## Aim
Each record that follows should be repeated exactly, minus any images.

— Start of Extracted data —

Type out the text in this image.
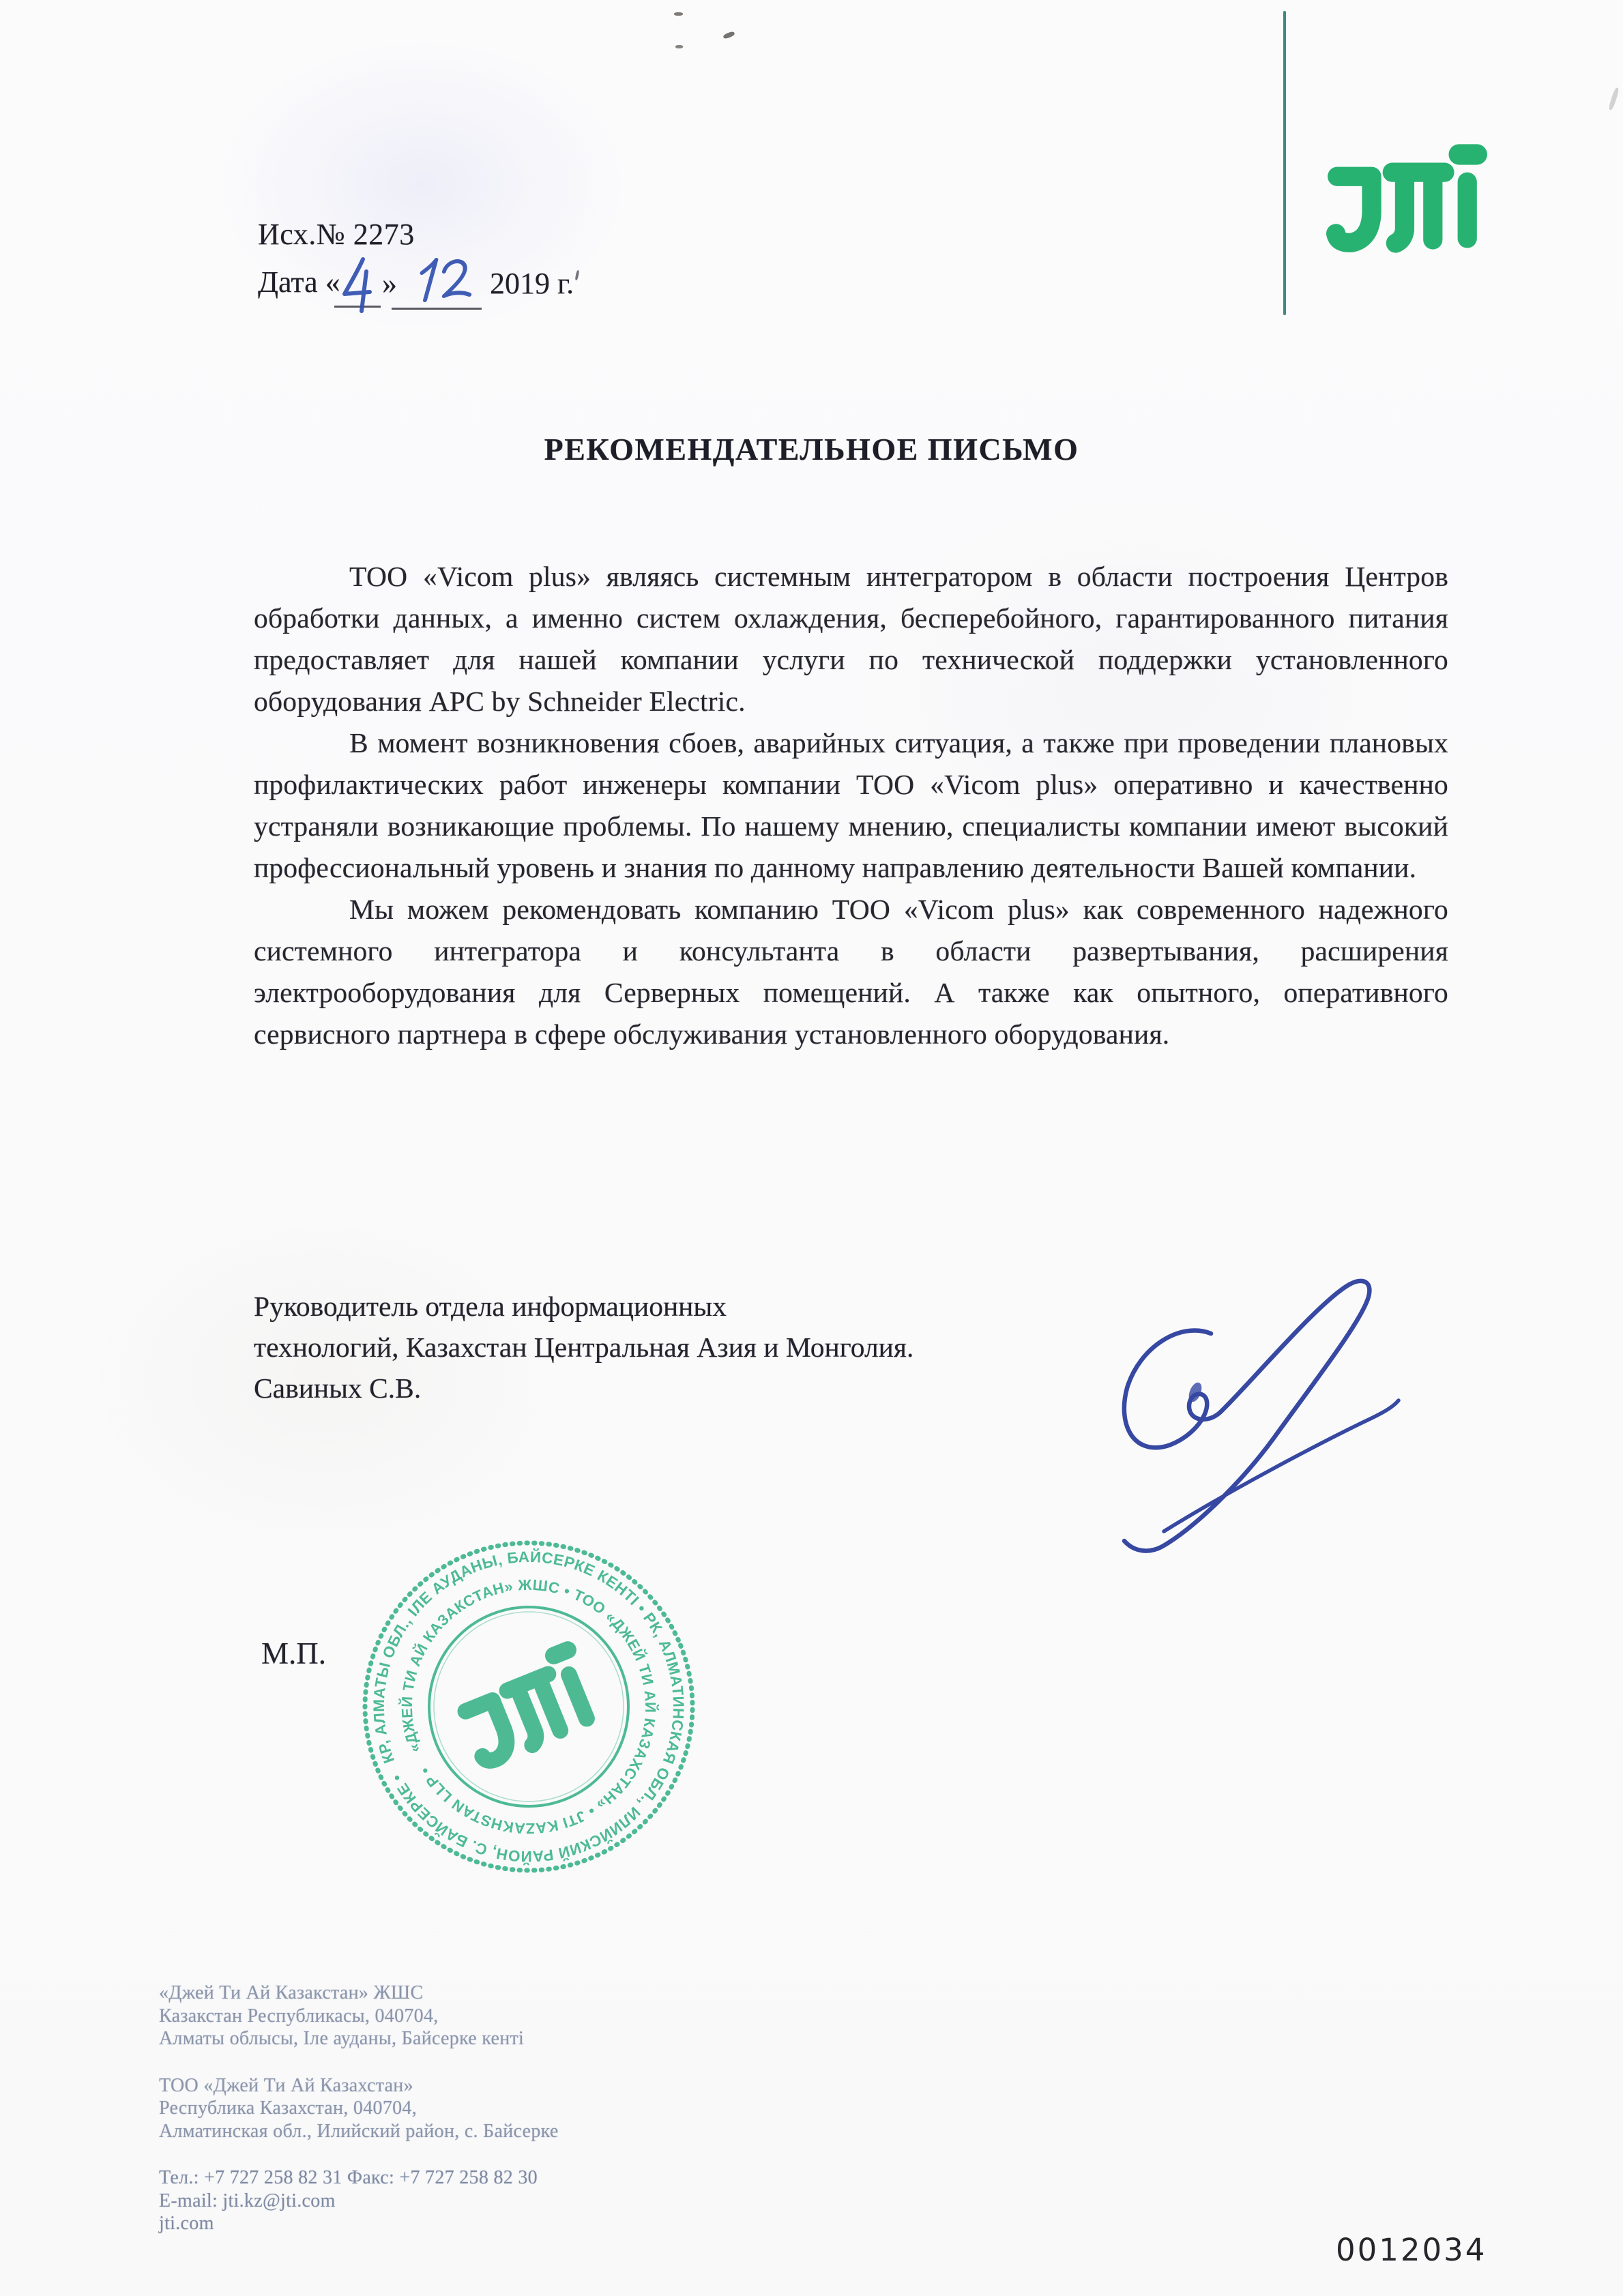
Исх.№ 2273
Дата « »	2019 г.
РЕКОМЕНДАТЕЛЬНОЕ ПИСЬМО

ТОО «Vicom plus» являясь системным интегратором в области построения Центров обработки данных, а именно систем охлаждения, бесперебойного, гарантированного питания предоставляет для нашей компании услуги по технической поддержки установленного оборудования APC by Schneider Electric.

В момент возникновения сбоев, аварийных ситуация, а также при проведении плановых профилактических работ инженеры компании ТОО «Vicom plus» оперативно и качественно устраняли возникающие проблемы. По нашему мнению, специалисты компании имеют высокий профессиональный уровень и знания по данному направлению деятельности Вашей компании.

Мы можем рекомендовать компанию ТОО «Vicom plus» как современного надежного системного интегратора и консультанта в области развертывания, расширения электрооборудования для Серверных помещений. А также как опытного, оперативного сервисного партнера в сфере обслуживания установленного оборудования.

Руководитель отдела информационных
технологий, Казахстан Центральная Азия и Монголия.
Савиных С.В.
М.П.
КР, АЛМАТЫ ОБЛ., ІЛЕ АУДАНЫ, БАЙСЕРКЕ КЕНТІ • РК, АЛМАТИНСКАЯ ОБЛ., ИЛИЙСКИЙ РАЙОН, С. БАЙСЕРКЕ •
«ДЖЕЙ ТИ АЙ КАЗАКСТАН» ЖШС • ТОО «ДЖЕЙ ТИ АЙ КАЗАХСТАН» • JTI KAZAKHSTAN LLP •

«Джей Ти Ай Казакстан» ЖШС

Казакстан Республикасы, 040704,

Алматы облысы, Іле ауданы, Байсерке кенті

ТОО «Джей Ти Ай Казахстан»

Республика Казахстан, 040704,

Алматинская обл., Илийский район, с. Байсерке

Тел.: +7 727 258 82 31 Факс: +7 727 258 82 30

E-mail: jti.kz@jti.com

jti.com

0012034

— End of Extracted data —

## The answer
Type out the text in this image.
Исх.№ 2273
Дата « »	2019 г.
РЕКОМЕНДАТЕЛЬНОЕ ПИСЬМО

ТОО «Vicom plus» являясь системным интегратором в области построения Центров обработки данных, а именно систем охлаждения, бесперебойного, гарантированного питания предоставляет для нашей компании услуги по технической поддержки установленного оборудования APC by Schneider Electric.

В момент возникновения сбоев, аварийных ситуация, а также при проведении плановых профилактических работ инженеры компании ТОО «Vicom plus» оперативно и качественно устраняли возникающие проблемы. По нашему мнению, специалисты компании имеют высокий профессиональный уровень и знания по данному направлению деятельности Вашей компании.

Мы можем рекомендовать компанию ТОО «Vicom plus» как современного надежного системного интегратора и консультанта в области развертывания, расширения электрооборудования для Серверных помещений. А также как опытного, оперативного сервисного партнера в сфере обслуживания установленного оборудования.

Руководитель отдела информационных
технологий, Казахстан Центральная Азия и Монголия.
Савиных С.В.
М.П.
КР, АЛМАТЫ ОБЛ., ІЛЕ АУДАНЫ, БАЙСЕРКЕ КЕНТІ • РК, АЛМАТИНСКАЯ ОБЛ., ИЛИЙСКИЙ РАЙОН, С. БАЙСЕРКЕ •
«ДЖЕЙ ТИ АЙ КАЗАКСТАН» ЖШС • ТОО «ДЖЕЙ ТИ АЙ КАЗАХСТАН» • JTI KAZAKHSTAN LLP •

«Джей Ти Ай Казакстан» ЖШС

Казакстан Республикасы, 040704,

Алматы облысы, Іле ауданы, Байсерке кенті

ТОО «Джей Ти Ай Казахстан»

Республика Казахстан, 040704,

Алматинская обл., Илийский район, с. Байсерке

Тел.: +7 727 258 82 31 Факс: +7 727 258 82 30

E-mail: jti.kz@jti.com

jti.com

0012034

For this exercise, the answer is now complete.